Each record that follows should be repeated exactly, minus any images.
================
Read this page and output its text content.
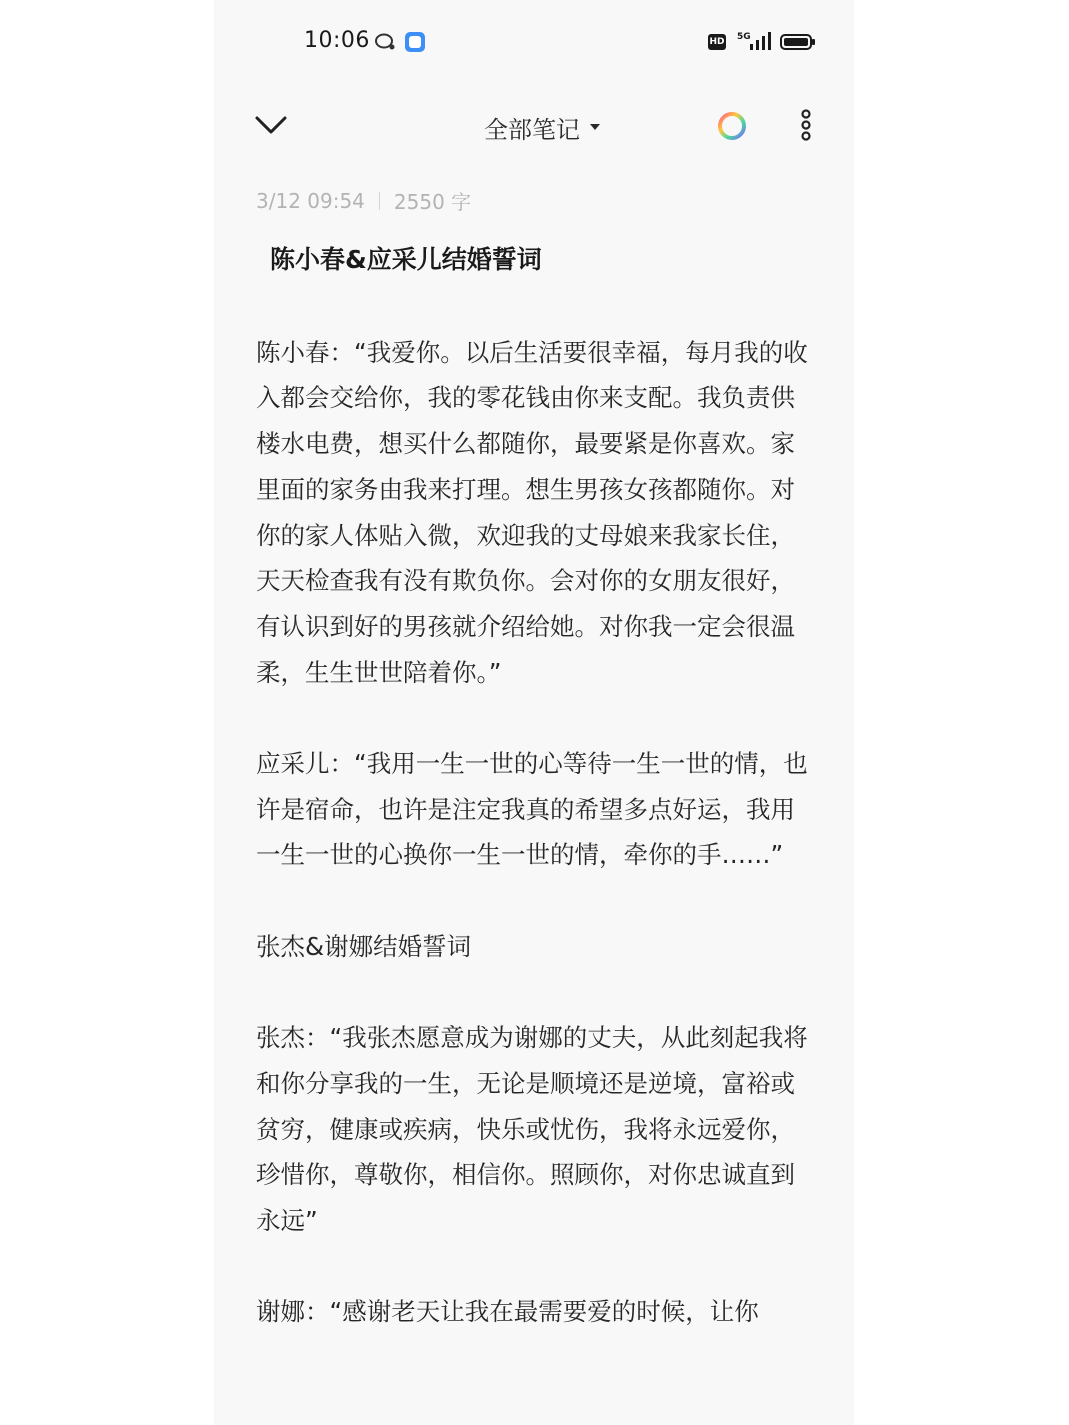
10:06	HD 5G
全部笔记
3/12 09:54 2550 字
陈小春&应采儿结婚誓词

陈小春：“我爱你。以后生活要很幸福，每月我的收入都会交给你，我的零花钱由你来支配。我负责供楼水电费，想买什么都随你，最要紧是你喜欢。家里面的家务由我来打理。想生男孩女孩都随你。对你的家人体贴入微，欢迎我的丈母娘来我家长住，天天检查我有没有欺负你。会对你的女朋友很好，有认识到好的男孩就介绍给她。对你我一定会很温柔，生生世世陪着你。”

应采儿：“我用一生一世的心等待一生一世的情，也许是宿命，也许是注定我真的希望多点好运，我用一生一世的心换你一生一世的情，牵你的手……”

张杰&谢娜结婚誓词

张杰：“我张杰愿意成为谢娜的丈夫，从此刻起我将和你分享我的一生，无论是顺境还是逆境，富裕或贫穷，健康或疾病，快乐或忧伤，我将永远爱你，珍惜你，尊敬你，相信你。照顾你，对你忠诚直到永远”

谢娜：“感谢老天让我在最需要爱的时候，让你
================
Finished answer:
Read this page and output its text content.
10:06	HD 5G
全部笔记
3/12 09:54 2550 字
陈小春&应采儿结婚誓词

陈小春：“我爱你。以后生活要很幸福，每月我的收入都会交给你，我的零花钱由你来支配。我负责供楼水电费，想买什么都随你，最要紧是你喜欢。家里面的家务由我来打理。想生男孩女孩都随你。对你的家人体贴入微，欢迎我的丈母娘来我家长住，天天检查我有没有欺负你。会对你的女朋友很好，有认识到好的男孩就介绍给她。对你我一定会很温柔，生生世世陪着你。”

应采儿：“我用一生一世的心等待一生一世的情，也许是宿命，也许是注定我真的希望多点好运，我用一生一世的心换你一生一世的情，牵你的手……”

张杰&谢娜结婚誓词

张杰：“我张杰愿意成为谢娜的丈夫，从此刻起我将和你分享我的一生，无论是顺境还是逆境，富裕或贫穷，健康或疾病，快乐或忧伤，我将永远爱你，珍惜你，尊敬你，相信你。照顾你，对你忠诚直到永远”

谢娜：“感谢老天让我在最需要爱的时候，让你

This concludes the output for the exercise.